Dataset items
-*-
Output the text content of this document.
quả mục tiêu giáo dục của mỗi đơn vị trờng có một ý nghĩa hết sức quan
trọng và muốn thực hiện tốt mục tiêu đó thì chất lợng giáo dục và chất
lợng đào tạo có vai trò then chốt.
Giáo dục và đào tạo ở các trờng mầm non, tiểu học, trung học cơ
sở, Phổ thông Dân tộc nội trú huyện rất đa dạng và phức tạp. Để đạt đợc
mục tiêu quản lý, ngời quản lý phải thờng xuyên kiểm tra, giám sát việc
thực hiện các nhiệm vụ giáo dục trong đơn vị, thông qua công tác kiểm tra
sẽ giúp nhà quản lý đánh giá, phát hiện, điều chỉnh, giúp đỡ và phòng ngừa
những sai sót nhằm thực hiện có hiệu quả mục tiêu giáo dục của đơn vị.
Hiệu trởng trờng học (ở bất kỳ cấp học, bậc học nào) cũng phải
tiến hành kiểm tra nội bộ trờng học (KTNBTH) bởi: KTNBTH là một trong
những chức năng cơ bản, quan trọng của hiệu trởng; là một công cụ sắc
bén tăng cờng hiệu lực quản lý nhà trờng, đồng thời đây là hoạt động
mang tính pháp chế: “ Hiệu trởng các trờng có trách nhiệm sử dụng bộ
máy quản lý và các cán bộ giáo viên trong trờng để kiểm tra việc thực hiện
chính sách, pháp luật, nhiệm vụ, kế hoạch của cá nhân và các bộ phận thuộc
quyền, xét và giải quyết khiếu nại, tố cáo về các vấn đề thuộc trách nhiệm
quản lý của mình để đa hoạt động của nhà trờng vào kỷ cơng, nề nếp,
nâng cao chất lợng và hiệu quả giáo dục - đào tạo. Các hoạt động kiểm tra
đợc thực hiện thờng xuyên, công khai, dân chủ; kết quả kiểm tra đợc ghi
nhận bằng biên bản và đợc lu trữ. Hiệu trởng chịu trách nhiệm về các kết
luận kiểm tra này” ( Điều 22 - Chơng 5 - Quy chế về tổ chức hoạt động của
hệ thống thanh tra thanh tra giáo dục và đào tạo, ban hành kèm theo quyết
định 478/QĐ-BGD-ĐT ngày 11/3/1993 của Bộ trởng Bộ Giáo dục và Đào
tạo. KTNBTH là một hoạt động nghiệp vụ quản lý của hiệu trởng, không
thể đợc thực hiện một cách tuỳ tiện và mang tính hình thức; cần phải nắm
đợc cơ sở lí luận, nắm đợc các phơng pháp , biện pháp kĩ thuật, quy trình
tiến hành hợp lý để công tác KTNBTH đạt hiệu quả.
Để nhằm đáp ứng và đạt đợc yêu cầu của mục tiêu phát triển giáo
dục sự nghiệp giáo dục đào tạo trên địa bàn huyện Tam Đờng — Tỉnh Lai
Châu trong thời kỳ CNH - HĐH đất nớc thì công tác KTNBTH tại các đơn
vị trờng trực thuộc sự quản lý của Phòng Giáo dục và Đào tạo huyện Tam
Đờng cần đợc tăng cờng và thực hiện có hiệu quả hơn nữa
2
-*-
◆ What you will do ◆
Quote the entire listing above exactly.

◆ Solution for this problem ◆
Output the text content of this document.
quả mục tiêu giáo dục của mỗi đơn vị trờng có một ý nghĩa hết sức quan
trọng và muốn thực hiện tốt mục tiêu đó thì chất lợng giáo dục và chất
lợng đào tạo có vai trò then chốt.
Giáo dục và đào tạo ở các trờng mầm non, tiểu học, trung học cơ
sở, Phổ thông Dân tộc nội trú huyện rất đa dạng và phức tạp. Để đạt đợc
mục tiêu quản lý, ngời quản lý phải thờng xuyên kiểm tra, giám sát việc
thực hiện các nhiệm vụ giáo dục trong đơn vị, thông qua công tác kiểm tra
sẽ giúp nhà quản lý đánh giá, phát hiện, điều chỉnh, giúp đỡ và phòng ngừa
những sai sót nhằm thực hiện có hiệu quả mục tiêu giáo dục của đơn vị.
Hiệu trởng trờng học (ở bất kỳ cấp học, bậc học nào) cũng phải
tiến hành kiểm tra nội bộ trờng học (KTNBTH) bởi: KTNBTH là một trong
những chức năng cơ bản, quan trọng của hiệu trởng; là một công cụ sắc
bén tăng cờng hiệu lực quản lý nhà trờng, đồng thời đây là hoạt động
mang tính pháp chế: “ Hiệu trởng các trờng có trách nhiệm sử dụng bộ
máy quản lý và các cán bộ giáo viên trong trờng để kiểm tra việc thực hiện
chính sách, pháp luật, nhiệm vụ, kế hoạch của cá nhân và các bộ phận thuộc
quyền, xét và giải quyết khiếu nại, tố cáo về các vấn đề thuộc trách nhiệm
quản lý của mình để đa hoạt động của nhà trờng vào kỷ cơng, nề nếp,
nâng cao chất lợng và hiệu quả giáo dục - đào tạo. Các hoạt động kiểm tra
đợc thực hiện thờng xuyên, công khai, dân chủ; kết quả kiểm tra đợc ghi
nhận bằng biên bản và đợc lu trữ. Hiệu trởng chịu trách nhiệm về các kết
luận kiểm tra này” ( Điều 22 - Chơng 5 - Quy chế về tổ chức hoạt động của
hệ thống thanh tra thanh tra giáo dục và đào tạo, ban hành kèm theo quyết
định 478/QĐ-BGD-ĐT ngày 11/3/1993 của Bộ trởng Bộ Giáo dục và Đào
tạo. KTNBTH là một hoạt động nghiệp vụ quản lý của hiệu trởng, không
thể đợc thực hiện một cách tuỳ tiện và mang tính hình thức; cần phải nắm
đợc cơ sở lí luận, nắm đợc các phơng pháp , biện pháp kĩ thuật, quy trình
tiến hành hợp lý để công tác KTNBTH đạt hiệu quả.
Để nhằm đáp ứng và đạt đợc yêu cầu của mục tiêu phát triển giáo
dục sự nghiệp giáo dục đào tạo trên địa bàn huyện Tam Đờng — Tỉnh Lai
Châu trong thời kỳ CNH - HĐH đất nớc thì công tác KTNBTH tại các đơn
vị trờng trực thuộc sự quản lý của Phòng Giáo dục và Đào tạo huyện Tam
Đờng cần đợc tăng cờng và thực hiện có hiệu quả hơn nữa
2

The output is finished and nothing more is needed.